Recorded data

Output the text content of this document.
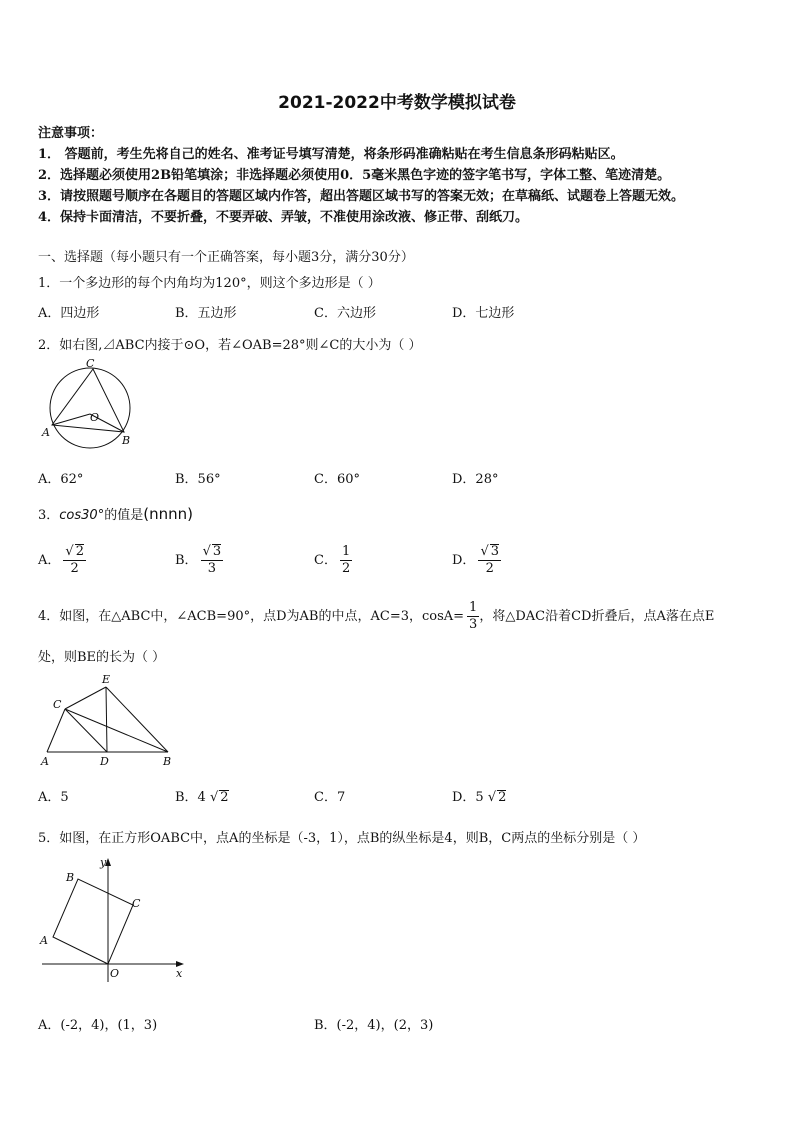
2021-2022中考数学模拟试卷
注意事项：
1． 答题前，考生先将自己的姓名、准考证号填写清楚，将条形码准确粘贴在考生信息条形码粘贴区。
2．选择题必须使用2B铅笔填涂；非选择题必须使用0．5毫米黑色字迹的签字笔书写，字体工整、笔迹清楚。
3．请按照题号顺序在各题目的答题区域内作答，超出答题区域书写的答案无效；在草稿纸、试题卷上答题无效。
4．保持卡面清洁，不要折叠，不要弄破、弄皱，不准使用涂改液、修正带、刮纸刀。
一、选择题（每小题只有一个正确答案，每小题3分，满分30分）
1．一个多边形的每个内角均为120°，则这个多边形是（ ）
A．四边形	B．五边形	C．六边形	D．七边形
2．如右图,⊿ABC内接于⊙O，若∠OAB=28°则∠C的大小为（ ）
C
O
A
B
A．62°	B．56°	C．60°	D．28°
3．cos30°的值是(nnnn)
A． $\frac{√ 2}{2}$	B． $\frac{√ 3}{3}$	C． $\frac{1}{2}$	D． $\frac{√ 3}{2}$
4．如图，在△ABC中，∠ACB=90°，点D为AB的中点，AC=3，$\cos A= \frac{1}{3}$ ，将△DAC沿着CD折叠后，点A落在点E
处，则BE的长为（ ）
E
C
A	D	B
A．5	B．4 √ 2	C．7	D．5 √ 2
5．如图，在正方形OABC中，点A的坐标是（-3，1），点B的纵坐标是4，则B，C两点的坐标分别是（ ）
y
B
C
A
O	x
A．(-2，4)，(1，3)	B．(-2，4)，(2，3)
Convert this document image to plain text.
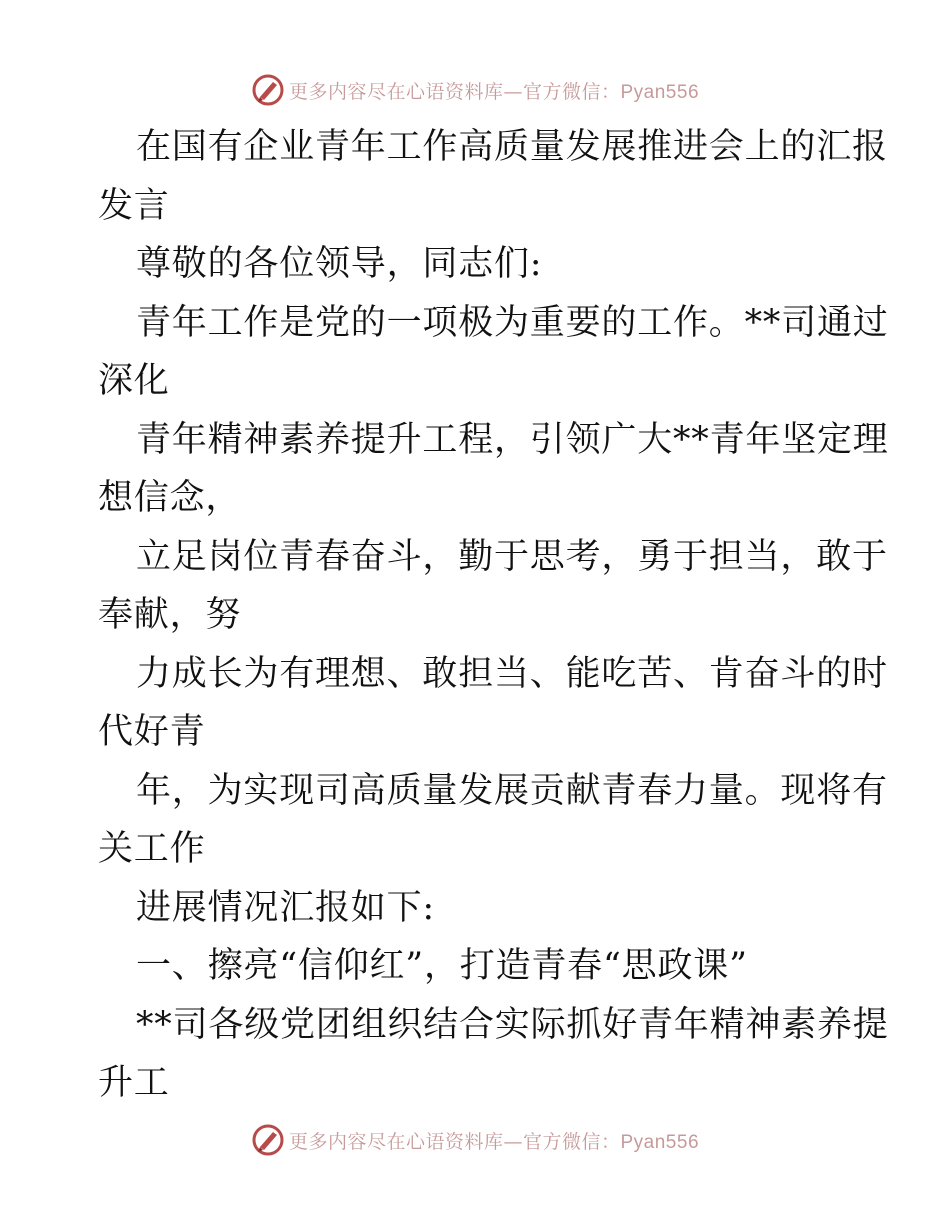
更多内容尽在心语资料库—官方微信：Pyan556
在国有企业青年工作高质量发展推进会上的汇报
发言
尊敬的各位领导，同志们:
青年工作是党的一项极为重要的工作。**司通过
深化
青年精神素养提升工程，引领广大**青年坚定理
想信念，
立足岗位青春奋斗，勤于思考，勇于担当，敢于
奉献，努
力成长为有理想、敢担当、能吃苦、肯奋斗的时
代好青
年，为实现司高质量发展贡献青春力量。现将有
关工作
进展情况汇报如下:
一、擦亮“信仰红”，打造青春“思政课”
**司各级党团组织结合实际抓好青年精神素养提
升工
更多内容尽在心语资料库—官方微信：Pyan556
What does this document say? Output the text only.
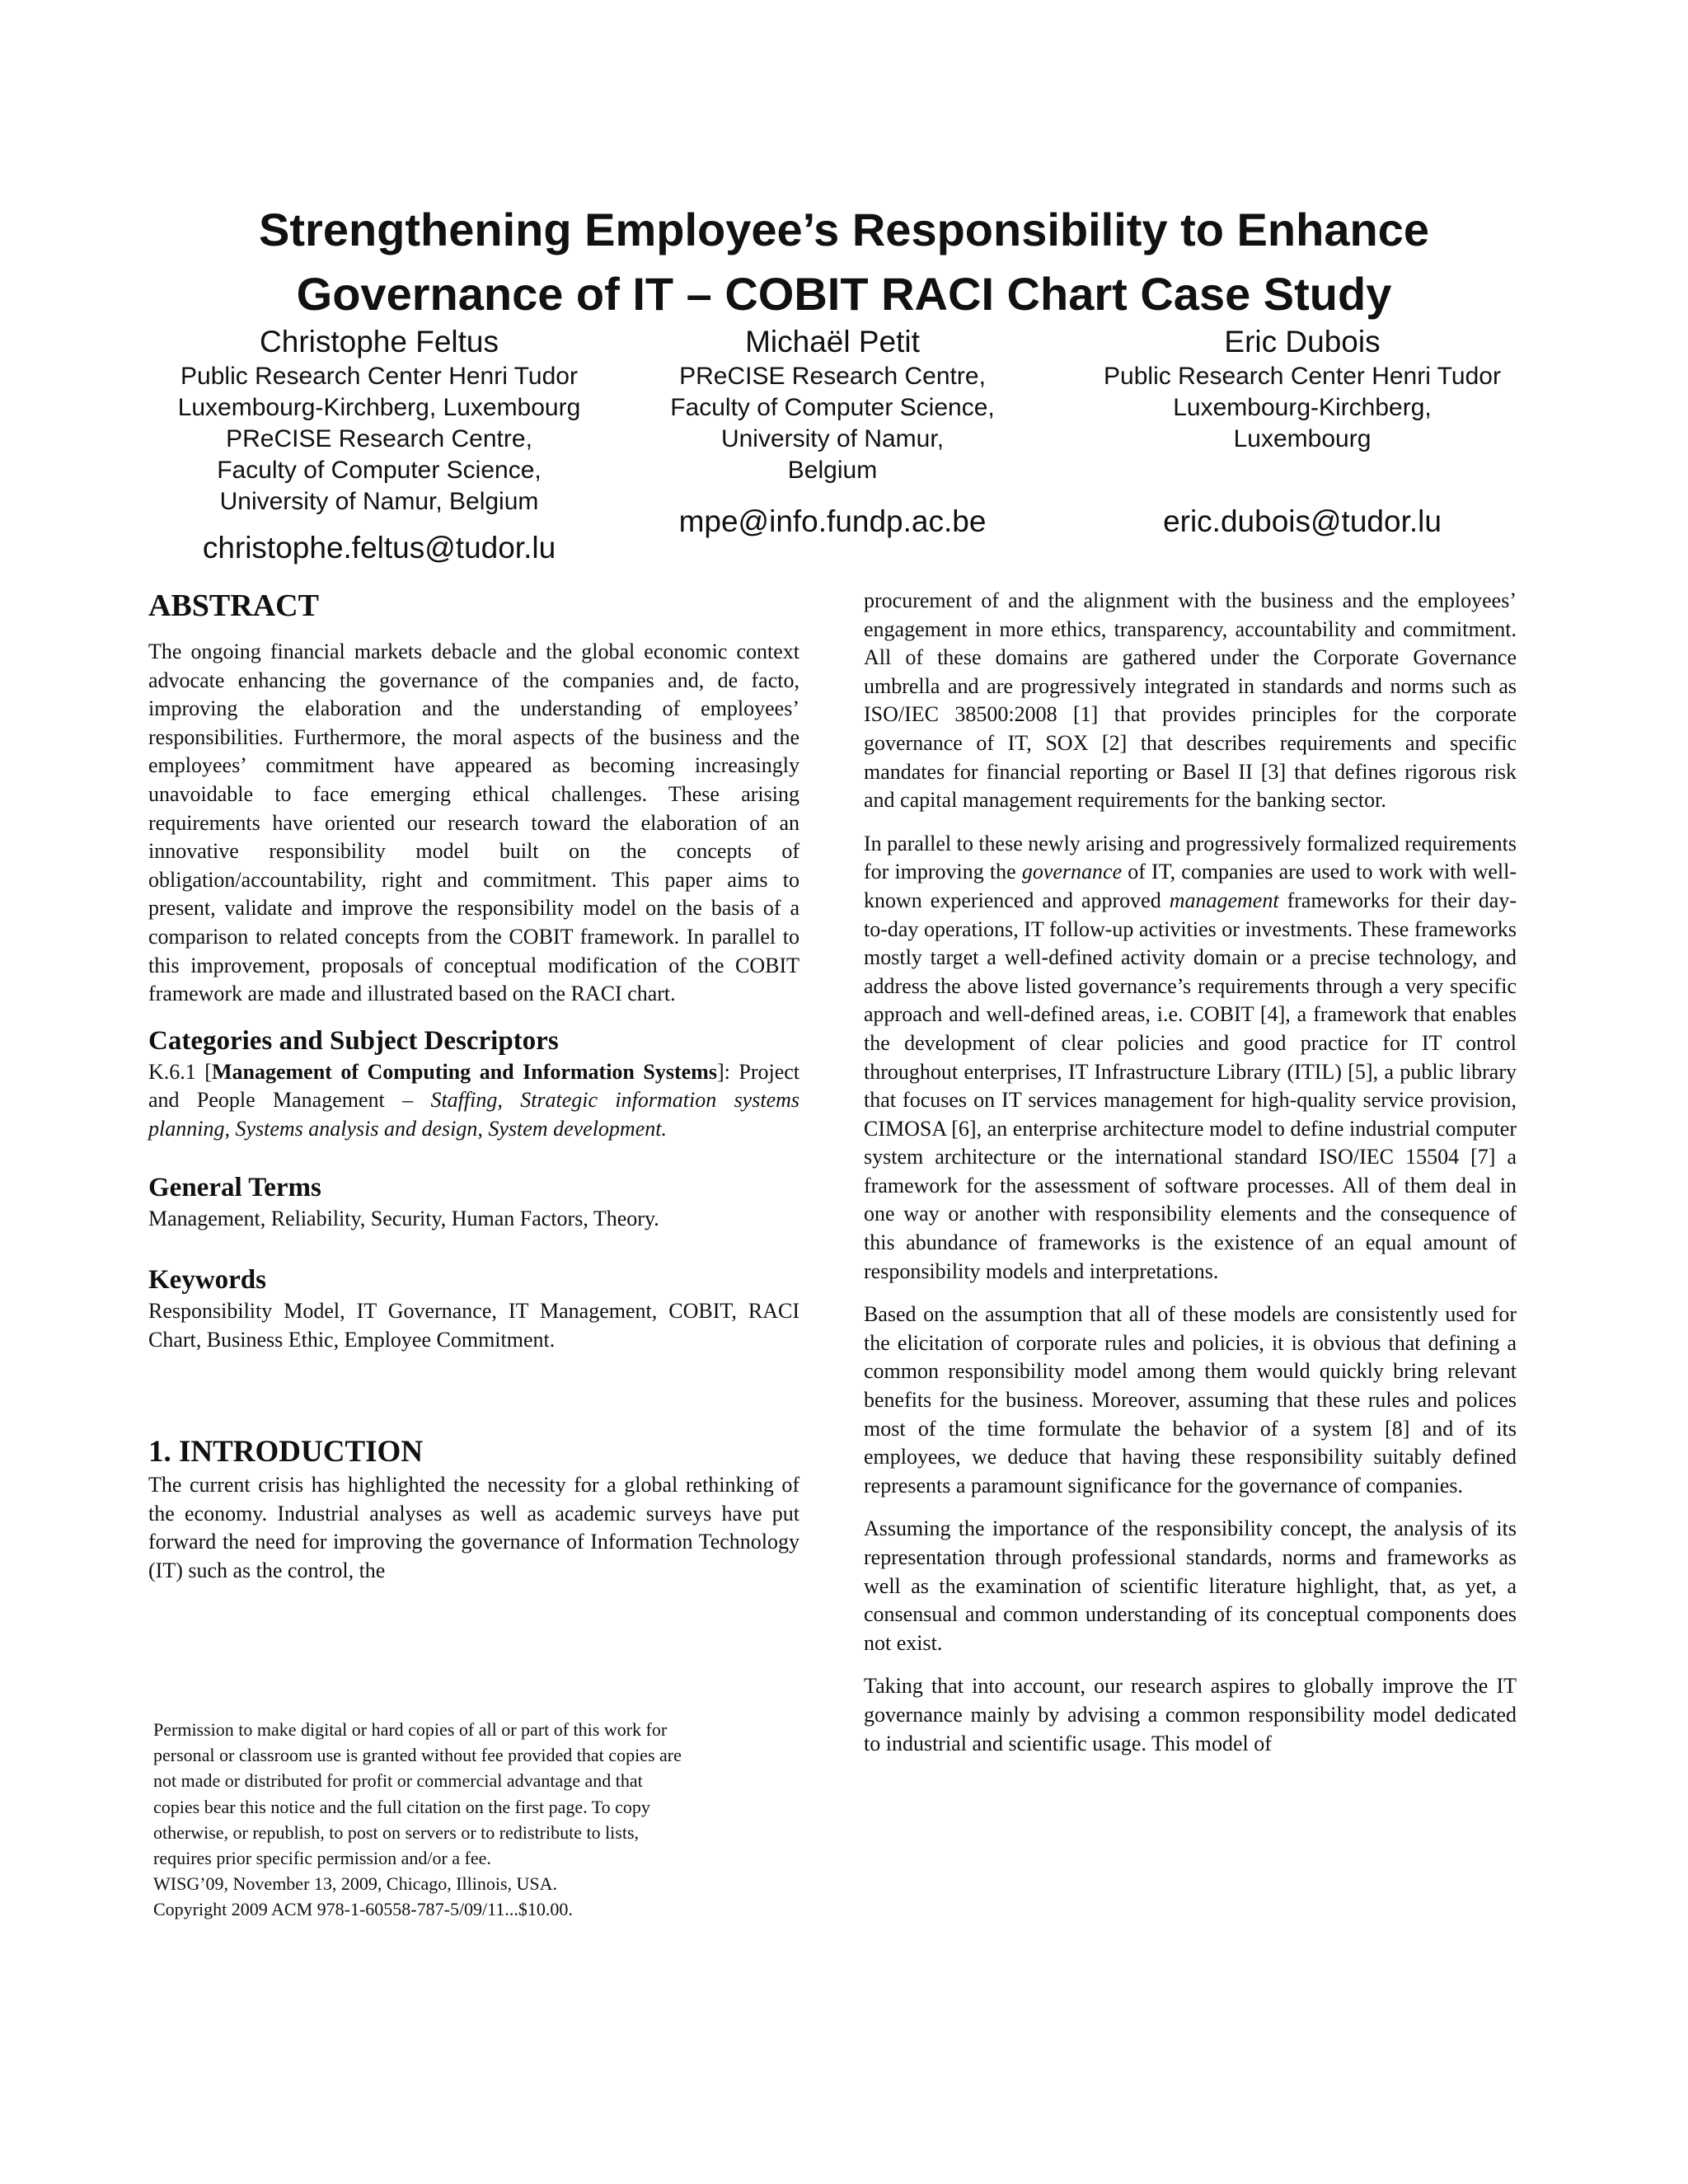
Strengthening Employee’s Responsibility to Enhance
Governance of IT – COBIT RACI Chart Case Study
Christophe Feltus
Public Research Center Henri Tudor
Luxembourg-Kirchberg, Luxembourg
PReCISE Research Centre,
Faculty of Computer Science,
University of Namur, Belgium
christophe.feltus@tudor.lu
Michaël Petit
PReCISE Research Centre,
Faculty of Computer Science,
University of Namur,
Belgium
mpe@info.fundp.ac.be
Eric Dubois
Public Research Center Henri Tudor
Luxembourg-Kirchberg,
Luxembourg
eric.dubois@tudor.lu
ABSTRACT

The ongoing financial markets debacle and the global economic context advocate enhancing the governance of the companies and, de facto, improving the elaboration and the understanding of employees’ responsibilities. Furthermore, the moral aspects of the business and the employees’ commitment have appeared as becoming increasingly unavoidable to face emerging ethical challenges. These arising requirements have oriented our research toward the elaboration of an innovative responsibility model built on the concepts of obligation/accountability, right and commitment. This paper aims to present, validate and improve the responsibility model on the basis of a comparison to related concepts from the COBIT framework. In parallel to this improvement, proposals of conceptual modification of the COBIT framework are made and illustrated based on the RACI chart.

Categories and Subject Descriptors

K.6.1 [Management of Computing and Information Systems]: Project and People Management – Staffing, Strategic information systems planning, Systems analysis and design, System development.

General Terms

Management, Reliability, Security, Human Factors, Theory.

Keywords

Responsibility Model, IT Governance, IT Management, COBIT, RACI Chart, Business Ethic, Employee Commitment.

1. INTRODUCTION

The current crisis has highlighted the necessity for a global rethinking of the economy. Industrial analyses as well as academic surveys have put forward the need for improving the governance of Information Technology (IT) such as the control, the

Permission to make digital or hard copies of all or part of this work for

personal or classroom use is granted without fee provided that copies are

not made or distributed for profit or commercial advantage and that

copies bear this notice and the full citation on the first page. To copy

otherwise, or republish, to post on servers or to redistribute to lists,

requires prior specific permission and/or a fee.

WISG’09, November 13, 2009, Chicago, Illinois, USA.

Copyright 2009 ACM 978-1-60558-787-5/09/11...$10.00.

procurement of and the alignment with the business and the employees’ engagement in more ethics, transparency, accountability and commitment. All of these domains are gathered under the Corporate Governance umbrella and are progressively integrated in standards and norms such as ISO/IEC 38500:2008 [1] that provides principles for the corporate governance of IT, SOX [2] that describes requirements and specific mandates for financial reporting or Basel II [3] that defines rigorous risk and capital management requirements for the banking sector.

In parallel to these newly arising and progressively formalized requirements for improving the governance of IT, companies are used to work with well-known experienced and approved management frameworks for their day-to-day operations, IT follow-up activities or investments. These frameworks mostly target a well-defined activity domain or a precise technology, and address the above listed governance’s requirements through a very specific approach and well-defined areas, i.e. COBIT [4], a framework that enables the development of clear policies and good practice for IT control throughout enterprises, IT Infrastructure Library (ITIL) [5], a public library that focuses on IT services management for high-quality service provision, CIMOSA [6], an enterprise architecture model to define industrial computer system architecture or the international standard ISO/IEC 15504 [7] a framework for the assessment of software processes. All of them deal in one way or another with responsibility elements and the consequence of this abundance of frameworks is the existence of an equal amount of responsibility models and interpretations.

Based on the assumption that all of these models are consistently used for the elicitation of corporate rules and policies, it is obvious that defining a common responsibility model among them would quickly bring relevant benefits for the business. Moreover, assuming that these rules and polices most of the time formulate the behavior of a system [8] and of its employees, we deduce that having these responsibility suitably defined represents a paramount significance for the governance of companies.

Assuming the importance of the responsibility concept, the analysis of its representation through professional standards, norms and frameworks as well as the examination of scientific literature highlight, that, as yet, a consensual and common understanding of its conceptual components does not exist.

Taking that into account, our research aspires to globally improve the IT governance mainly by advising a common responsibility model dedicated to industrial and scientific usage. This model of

● What you will do
The data above should be repeated exactly, minus any pictures.

● Expected output
Output the text content of this document.
2021-2022中考数学模拟试卷
注意事项：
1． 答题前，考生先将自己的姓名、准考证号填写清楚，将条形码准确粘贴在考生信息条形码粘贴区。
2．选择题必须使用2B铅笔填涂；非选择题必须使用0．5毫米黑色字迹的签字笔书写，字体工整、笔迹清楚。
3．请按照题号顺序在各题目的答题区域内作答，超出答题区域书写的答案无效；在草稿纸、试题卷上答题无效。
4．保持卡面清洁，不要折叠，不要弄破、弄皱，不准使用涂改液、修正带、刮纸刀。
一、选择题（每小题只有一个正确答案，每小题3分，满分30分）
1．一个多边形的每个内角均为120°，则这个多边形是（ ）
A．四边形	B．五边形	C．六边形	D．七边形
2．如右图,⊿ABC内接于⊙O，若∠OAB=28°则∠C的大小为（ ）
C
O
A
B
A．62°	B．56°	C．60°	D．28°
3．cos30°的值是(nnnn)
A． $\frac{√ 2}{2}$	B． $\frac{√ 3}{3}$	C． $\frac{1}{2}$	D． $\frac{√ 3}{2}$
4．如图，在△ABC中，∠ACB=90°，点D为AB的中点，AC=3，$\cos A= \frac{1}{3}$ ，将△DAC沿着CD折叠后，点A落在点E
处，则BE的长为（ ）
E
C
A	D	B
A．5	B．4 √ 2	C．7	D．5 √ 2
5．如图，在正方形OABC中，点A的坐标是（-3，1），点B的纵坐标是4，则B，C两点的坐标分别是（ ）
y
B
C
A
O	x
A．(-2，4)，(1，3)	B．(-2，4)，(2，3)
Convert this document image to plain text.
更多内容尽在心语资料库—官方微信：Pyan556
在国有企业青年工作高质量发展推进会上的汇报
发言
尊敬的各位领导，同志们:
青年工作是党的一项极为重要的工作。**司通过
深化
青年精神素养提升工程，引领广大**青年坚定理
想信念，
立足岗位青春奋斗，勤于思考，勇于担当，敢于
奉献，努
力成长为有理想、敢担当、能吃苦、肯奋斗的时
代好青
年，为实现司高质量发展贡献青春力量。现将有
关工作
进展情况汇报如下:
一、擦亮“信仰红”，打造青春“思政课”
**司各级党团组织结合实际抓好青年精神素养提
升工
更多内容尽在心语资料库—官方微信：Pyan556
What does this document say? Output the text only.
Strengthening Employee’s Responsibility to Enhance
Governance of IT – COBIT RACI Chart Case Study
Christophe Feltus
Public Research Center Henri Tudor
Luxembourg-Kirchberg, Luxembourg
PReCISE Research Centre,
Faculty of Computer Science,
University of Namur, Belgium
christophe.feltus@tudor.lu
Michaël Petit
PReCISE Research Centre,
Faculty of Computer Science,
University of Namur,
Belgium
mpe@info.fundp.ac.be
Eric Dubois
Public Research Center Henri Tudor
Luxembourg-Kirchberg,
Luxembourg
eric.dubois@tudor.lu
ABSTRACT

The ongoing financial markets debacle and the global economic context advocate enhancing the governance of the companies and, de facto, improving the elaboration and the understanding of employees’ responsibilities. Furthermore, the moral aspects of the business and the employees’ commitment have appeared as becoming increasingly unavoidable to face emerging ethical challenges. These arising requirements have oriented our research toward the elaboration of an innovative responsibility model built on the concepts of obligation/accountability, right and commitment. This paper aims to present, validate and improve the responsibility model on the basis of a comparison to related concepts from the COBIT framework. In parallel to this improvement, proposals of conceptual modification of the COBIT framework are made and illustrated based on the RACI chart.

Categories and Subject Descriptors

K.6.1 [Management of Computing and Information Systems]: Project and People Management – Staffing, Strategic information systems planning, Systems analysis and design, System development.

General Terms

Management, Reliability, Security, Human Factors, Theory.

Keywords

Responsibility Model, IT Governance, IT Management, COBIT, RACI Chart, Business Ethic, Employee Commitment.

1. INTRODUCTION

The current crisis has highlighted the necessity for a global rethinking of the economy. Industrial analyses as well as academic surveys have put forward the need for improving the governance of Information Technology (IT) such as the control, the

Permission to make digital or hard copies of all or part of this work for

personal or classroom use is granted without fee provided that copies are

not made or distributed for profit or commercial advantage and that

copies bear this notice and the full citation on the first page. To copy

otherwise, or republish, to post on servers or to redistribute to lists,

requires prior specific permission and/or a fee.

WISG’09, November 13, 2009, Chicago, Illinois, USA.

Copyright 2009 ACM 978-1-60558-787-5/09/11...$10.00.

procurement of and the alignment with the business and the employees’ engagement in more ethics, transparency, accountability and commitment. All of these domains are gathered under the Corporate Governance umbrella and are progressively integrated in standards and norms such as ISO/IEC 38500:2008 [1] that provides principles for the corporate governance of IT, SOX [2] that describes requirements and specific mandates for financial reporting or Basel II [3] that defines rigorous risk and capital management requirements for the banking sector.

In parallel to these newly arising and progressively formalized requirements for improving the governance of IT, companies are used to work with well-known experienced and approved management frameworks for their day-to-day operations, IT follow-up activities or investments. These frameworks mostly target a well-defined activity domain or a precise technology, and address the above listed governance’s requirements through a very specific approach and well-defined areas, i.e. COBIT [4], a framework that enables the development of clear policies and good practice for IT control throughout enterprises, IT Infrastructure Library (ITIL) [5], a public library that focuses on IT services management for high-quality service provision, CIMOSA [6], an enterprise architecture model to define industrial computer system architecture or the international standard ISO/IEC 15504 [7] a framework for the assessment of software processes. All of them deal in one way or another with responsibility elements and the consequence of this abundance of frameworks is the existence of an equal amount of responsibility models and interpretations.

Based on the assumption that all of these models are consistently used for the elicitation of corporate rules and policies, it is obvious that defining a common responsibility model among them would quickly bring relevant benefits for the business. Moreover, assuming that these rules and polices most of the time formulate the behavior of a system [8] and of its employees, we deduce that having these responsibility suitably defined represents a paramount significance for the governance of companies.

Assuming the importance of the responsibility concept, the analysis of its representation through professional standards, norms and frameworks as well as the examination of scientific literature highlight, that, as yet, a consensual and common understanding of its conceptual components does not exist.

Taking that into account, our research aspires to globally improve the IT governance mainly by advising a common responsibility model dedicated to industrial and scientific usage. This model of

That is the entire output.